→ **EXERCISE DETAILS**
Do not carry the pictures over; copy every other part of the entries exactly.

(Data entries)

_ _ _ _

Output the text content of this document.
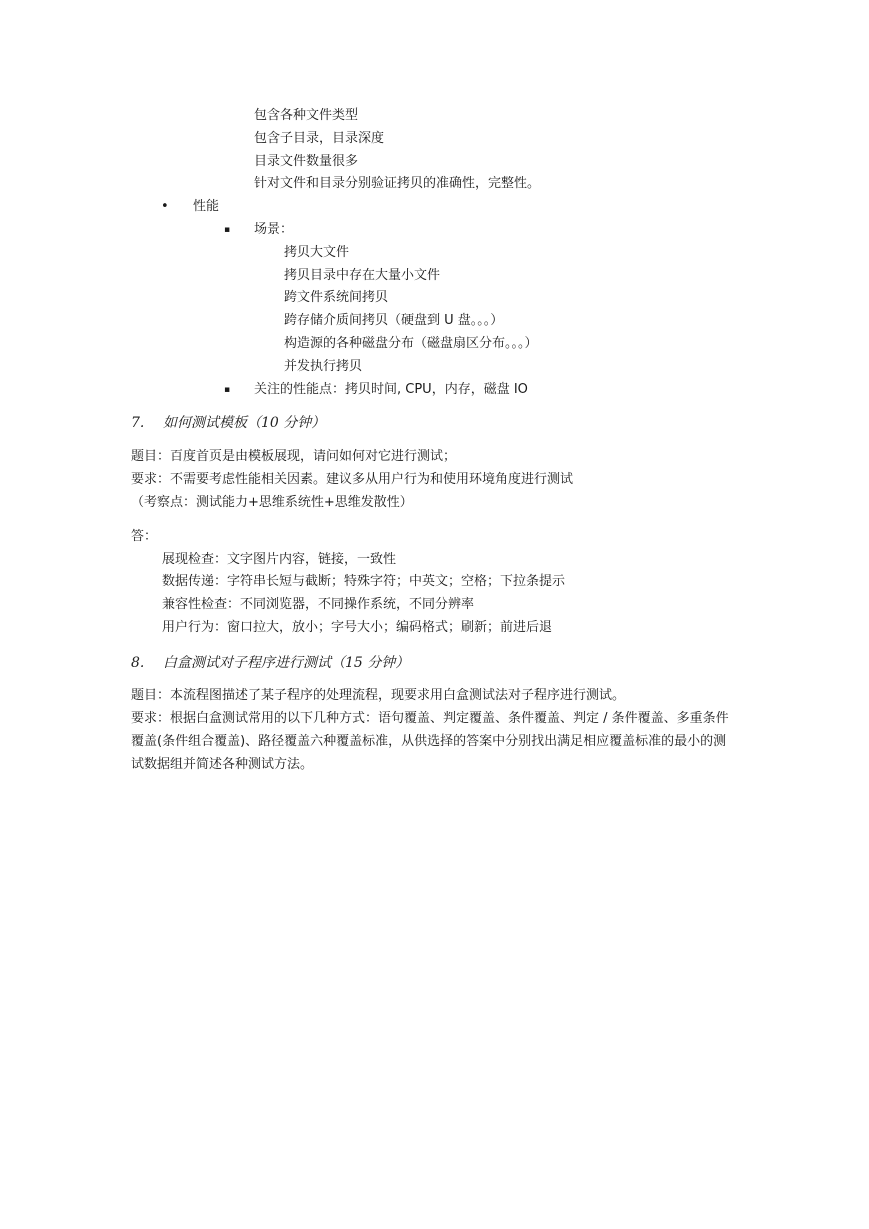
包含各种文件类型
包含子目录，目录深度
目录文件数量很多
针对文件和目录分别验证拷贝的准确性，完整性。
• 性能
▪ 场景：
拷贝大文件
拷贝目录中存在大量小文件
跨文件系统间拷贝
跨存储介质间拷贝（硬盘到 U 盘。。。）
构造源的各种磁盘分布（磁盘扇区分布。。。）
并发执行拷贝
▪ 关注的性能点：拷贝时间, CPU，内存，磁盘 IO
7. 如何测试模板（10 分钟）
题目：百度首页是由模板展现，请问如何对它进行测试；
要求：不需要考虑性能相关因素。建议多从用户行为和使用环境角度进行测试
（考察点：测试能力+思维系统性+思维发散性）
答：
展现检查：文字图片内容，链接，一致性
数据传递：字符串长短与截断；特殊字符；中英文；空格；下拉条提示
兼容性检查：不同浏览器，不同操作系统，不同分辨率
用户行为：窗口拉大，放小；字号大小；编码格式；刷新；前进后退
8. 白盒测试对子程序进行测试（15 分钟）
题目：本流程图描述了某子程序的处理流程，现要求用白盒测试法对子程序进行测试。
要求：根据白盒测试常用的以下几种方式：语句覆盖、判定覆盖、条件覆盖、判定 / 条件覆盖、多重条件
覆盖(条件组合覆盖)、路径覆盖六种覆盖标准，从供选择的答案中分别找出满足相应覆盖标准的最小的测
试数据组并简述各种测试方法。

_ _ _ _

→ **RESPONSE TO THE EXERCISE**
Output the text content of this document.
包含各种文件类型
包含子目录，目录深度
目录文件数量很多
针对文件和目录分别验证拷贝的准确性，完整性。
• 性能
▪ 场景：
拷贝大文件
拷贝目录中存在大量小文件
跨文件系统间拷贝
跨存储介质间拷贝（硬盘到 U 盘。。。）
构造源的各种磁盘分布（磁盘扇区分布。。。）
并发执行拷贝
▪ 关注的性能点：拷贝时间, CPU，内存，磁盘 IO
7. 如何测试模板（10 分钟）
题目：百度首页是由模板展现，请问如何对它进行测试；
要求：不需要考虑性能相关因素。建议多从用户行为和使用环境角度进行测试
（考察点：测试能力+思维系统性+思维发散性）
答：
展现检查：文字图片内容，链接，一致性
数据传递：字符串长短与截断；特殊字符；中英文；空格；下拉条提示
兼容性检查：不同浏览器，不同操作系统，不同分辨率
用户行为：窗口拉大，放小；字号大小；编码格式；刷新；前进后退
8. 白盒测试对子程序进行测试（15 分钟）
题目：本流程图描述了某子程序的处理流程，现要求用白盒测试法对子程序进行测试。
要求：根据白盒测试常用的以下几种方式：语句覆盖、判定覆盖、条件覆盖、判定 / 条件覆盖、多重条件
覆盖(条件组合覆盖)、路径覆盖六种覆盖标准，从供选择的答案中分别找出满足相应覆盖标准的最小的测
试数据组并简述各种测试方法。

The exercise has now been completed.